Are you able to quote each entry exactly as written?

## START Records to use

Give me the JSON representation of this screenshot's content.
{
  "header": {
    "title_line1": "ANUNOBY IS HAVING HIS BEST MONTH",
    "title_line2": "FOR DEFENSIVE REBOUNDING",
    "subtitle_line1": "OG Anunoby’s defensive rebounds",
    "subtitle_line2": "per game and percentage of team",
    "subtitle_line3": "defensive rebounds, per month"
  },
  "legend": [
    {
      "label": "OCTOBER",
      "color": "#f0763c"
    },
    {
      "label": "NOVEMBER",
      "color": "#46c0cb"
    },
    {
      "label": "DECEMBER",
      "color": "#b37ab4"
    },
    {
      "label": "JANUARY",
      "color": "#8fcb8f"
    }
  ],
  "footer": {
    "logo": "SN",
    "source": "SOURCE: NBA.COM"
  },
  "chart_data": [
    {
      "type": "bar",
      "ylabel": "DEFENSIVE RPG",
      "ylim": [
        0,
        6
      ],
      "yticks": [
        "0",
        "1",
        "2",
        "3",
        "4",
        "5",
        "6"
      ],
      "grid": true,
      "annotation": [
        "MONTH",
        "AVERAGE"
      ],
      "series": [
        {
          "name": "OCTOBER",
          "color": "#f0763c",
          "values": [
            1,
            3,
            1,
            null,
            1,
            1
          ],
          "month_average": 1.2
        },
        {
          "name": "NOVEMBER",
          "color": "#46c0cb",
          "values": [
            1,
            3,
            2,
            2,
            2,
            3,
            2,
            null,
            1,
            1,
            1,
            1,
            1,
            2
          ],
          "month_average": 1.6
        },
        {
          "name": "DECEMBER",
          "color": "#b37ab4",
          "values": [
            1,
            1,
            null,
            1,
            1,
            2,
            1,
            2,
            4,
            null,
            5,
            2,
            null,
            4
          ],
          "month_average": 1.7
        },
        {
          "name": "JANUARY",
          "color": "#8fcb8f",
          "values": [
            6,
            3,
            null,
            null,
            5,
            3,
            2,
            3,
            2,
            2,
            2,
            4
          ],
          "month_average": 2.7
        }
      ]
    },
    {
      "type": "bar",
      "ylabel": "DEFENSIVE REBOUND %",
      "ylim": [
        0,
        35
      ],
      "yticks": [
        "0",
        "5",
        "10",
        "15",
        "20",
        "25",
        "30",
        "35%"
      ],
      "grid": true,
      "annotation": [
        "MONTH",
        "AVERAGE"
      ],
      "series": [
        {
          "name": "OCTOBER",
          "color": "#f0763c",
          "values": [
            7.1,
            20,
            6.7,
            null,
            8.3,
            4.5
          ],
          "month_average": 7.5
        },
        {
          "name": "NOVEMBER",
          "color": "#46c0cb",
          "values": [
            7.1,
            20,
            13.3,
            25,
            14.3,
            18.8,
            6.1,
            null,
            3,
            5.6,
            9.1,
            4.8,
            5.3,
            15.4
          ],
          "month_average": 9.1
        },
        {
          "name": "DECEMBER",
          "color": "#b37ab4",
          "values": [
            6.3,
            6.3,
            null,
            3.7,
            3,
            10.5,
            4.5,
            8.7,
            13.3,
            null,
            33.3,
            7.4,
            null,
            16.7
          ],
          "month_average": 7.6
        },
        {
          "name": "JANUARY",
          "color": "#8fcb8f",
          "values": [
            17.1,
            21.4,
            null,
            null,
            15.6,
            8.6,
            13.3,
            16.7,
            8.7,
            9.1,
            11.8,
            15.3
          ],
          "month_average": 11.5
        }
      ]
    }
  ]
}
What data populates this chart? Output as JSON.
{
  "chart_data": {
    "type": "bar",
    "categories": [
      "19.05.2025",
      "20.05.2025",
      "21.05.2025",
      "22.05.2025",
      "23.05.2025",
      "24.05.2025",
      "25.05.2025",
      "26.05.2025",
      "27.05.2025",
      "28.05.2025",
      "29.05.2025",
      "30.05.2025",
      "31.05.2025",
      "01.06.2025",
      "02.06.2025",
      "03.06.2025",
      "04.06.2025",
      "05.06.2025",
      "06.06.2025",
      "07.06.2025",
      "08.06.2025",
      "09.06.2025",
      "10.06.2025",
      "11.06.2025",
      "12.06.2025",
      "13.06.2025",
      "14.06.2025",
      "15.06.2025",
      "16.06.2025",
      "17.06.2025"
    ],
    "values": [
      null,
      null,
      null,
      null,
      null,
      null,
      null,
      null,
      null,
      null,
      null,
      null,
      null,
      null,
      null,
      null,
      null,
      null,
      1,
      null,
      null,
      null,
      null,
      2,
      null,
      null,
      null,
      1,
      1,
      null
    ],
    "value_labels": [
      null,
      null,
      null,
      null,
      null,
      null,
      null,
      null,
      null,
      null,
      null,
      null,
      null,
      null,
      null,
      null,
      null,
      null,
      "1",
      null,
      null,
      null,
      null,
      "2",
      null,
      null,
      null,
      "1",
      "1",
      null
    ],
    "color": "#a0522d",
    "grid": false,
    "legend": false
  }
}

## END Records to use

* **Answer**:
Give me the JSON representation of this screenshot's content.
{
  "header": {
    "title_line1": "ANUNOBY IS HAVING HIS BEST MONTH",
    "title_line2": "FOR DEFENSIVE REBOUNDING",
    "subtitle_line1": "OG Anunoby’s defensive rebounds",
    "subtitle_line2": "per game and percentage of team",
    "subtitle_line3": "defensive rebounds, per month"
  },
  "legend": [
    {
      "label": "OCTOBER",
      "color": "#f0763c"
    },
    {
      "label": "NOVEMBER",
      "color": "#46c0cb"
    },
    {
      "label": "DECEMBER",
      "color": "#b37ab4"
    },
    {
      "label": "JANUARY",
      "color": "#8fcb8f"
    }
  ],
  "footer": {
    "logo": "SN",
    "source": "SOURCE: NBA.COM"
  },
  "chart_data": [
    {
      "type": "bar",
      "ylabel": "DEFENSIVE RPG",
      "ylim": [
        0,
        6
      ],
      "yticks": [
        "0",
        "1",
        "2",
        "3",
        "4",
        "5",
        "6"
      ],
      "grid": true,
      "annotation": [
        "MONTH",
        "AVERAGE"
      ],
      "series": [
        {
          "name": "OCTOBER",
          "color": "#f0763c",
          "values": [
            1,
            3,
            1,
            null,
            1,
            1
          ],
          "month_average": 1.2
        },
        {
          "name": "NOVEMBER",
          "color": "#46c0cb",
          "values": [
            1,
            3,
            2,
            2,
            2,
            3,
            2,
            null,
            1,
            1,
            1,
            1,
            1,
            2
          ],
          "month_average": 1.6
        },
        {
          "name": "DECEMBER",
          "color": "#b37ab4",
          "values": [
            1,
            1,
            null,
            1,
            1,
            2,
            1,
            2,
            4,
            null,
            5,
            2,
            null,
            4
          ],
          "month_average": 1.7
        },
        {
          "name": "JANUARY",
          "color": "#8fcb8f",
          "values": [
            6,
            3,
            null,
            null,
            5,
            3,
            2,
            3,
            2,
            2,
            2,
            4
          ],
          "month_average": 2.7
        }
      ]
    },
    {
      "type": "bar",
      "ylabel": "DEFENSIVE REBOUND %",
      "ylim": [
        0,
        35
      ],
      "yticks": [
        "0",
        "5",
        "10",
        "15",
        "20",
        "25",
        "30",
        "35%"
      ],
      "grid": true,
      "annotation": [
        "MONTH",
        "AVERAGE"
      ],
      "series": [
        {
          "name": "OCTOBER",
          "color": "#f0763c",
          "values": [
            7.1,
            20,
            6.7,
            null,
            8.3,
            4.5
          ],
          "month_average": 7.5
        },
        {
          "name": "NOVEMBER",
          "color": "#46c0cb",
          "values": [
            7.1,
            20,
            13.3,
            25,
            14.3,
            18.8,
            6.1,
            null,
            3,
            5.6,
            9.1,
            4.8,
            5.3,
            15.4
          ],
          "month_average": 9.1
        },
        {
          "name": "DECEMBER",
          "color": "#b37ab4",
          "values": [
            6.3,
            6.3,
            null,
            3.7,
            3,
            10.5,
            4.5,
            8.7,
            13.3,
            null,
            33.3,
            7.4,
            null,
            16.7
          ],
          "month_average": 7.6
        },
        {
          "name": "JANUARY",
          "color": "#8fcb8f",
          "values": [
            17.1,
            21.4,
            null,
            null,
            15.6,
            8.6,
            13.3,
            16.7,
            8.7,
            9.1,
            11.8,
            15.3
          ],
          "month_average": 11.5
        }
      ]
    }
  ]
}
What data populates this chart? Output as JSON.
{
  "chart_data": {
    "type": "bar",
    "categories": [
      "19.05.2025",
      "20.05.2025",
      "21.05.2025",
      "22.05.2025",
      "23.05.2025",
      "24.05.2025",
      "25.05.2025",
      "26.05.2025",
      "27.05.2025",
      "28.05.2025",
      "29.05.2025",
      "30.05.2025",
      "31.05.2025",
      "01.06.2025",
      "02.06.2025",
      "03.06.2025",
      "04.06.2025",
      "05.06.2025",
      "06.06.2025",
      "07.06.2025",
      "08.06.2025",
      "09.06.2025",
      "10.06.2025",
      "11.06.2025",
      "12.06.2025",
      "13.06.2025",
      "14.06.2025",
      "15.06.2025",
      "16.06.2025",
      "17.06.2025"
    ],
    "values": [
      null,
      null,
      null,
      null,
      null,
      null,
      null,
      null,
      null,
      null,
      null,
      null,
      null,
      null,
      null,
      null,
      null,
      null,
      1,
      null,
      null,
      null,
      null,
      2,
      null,
      null,
      null,
      1,
      1,
      null
    ],
    "value_labels": [
      null,
      null,
      null,
      null,
      null,
      null,
      null,
      null,
      null,
      null,
      null,
      null,
      null,
      null,
      null,
      null,
      null,
      null,
      "1",
      null,
      null,
      null,
      null,
      "2",
      null,
      null,
      null,
      "1",
      "1",
      null
    ],
    "color": "#a0522d",
    "grid": false,
    "legend": false
  }
}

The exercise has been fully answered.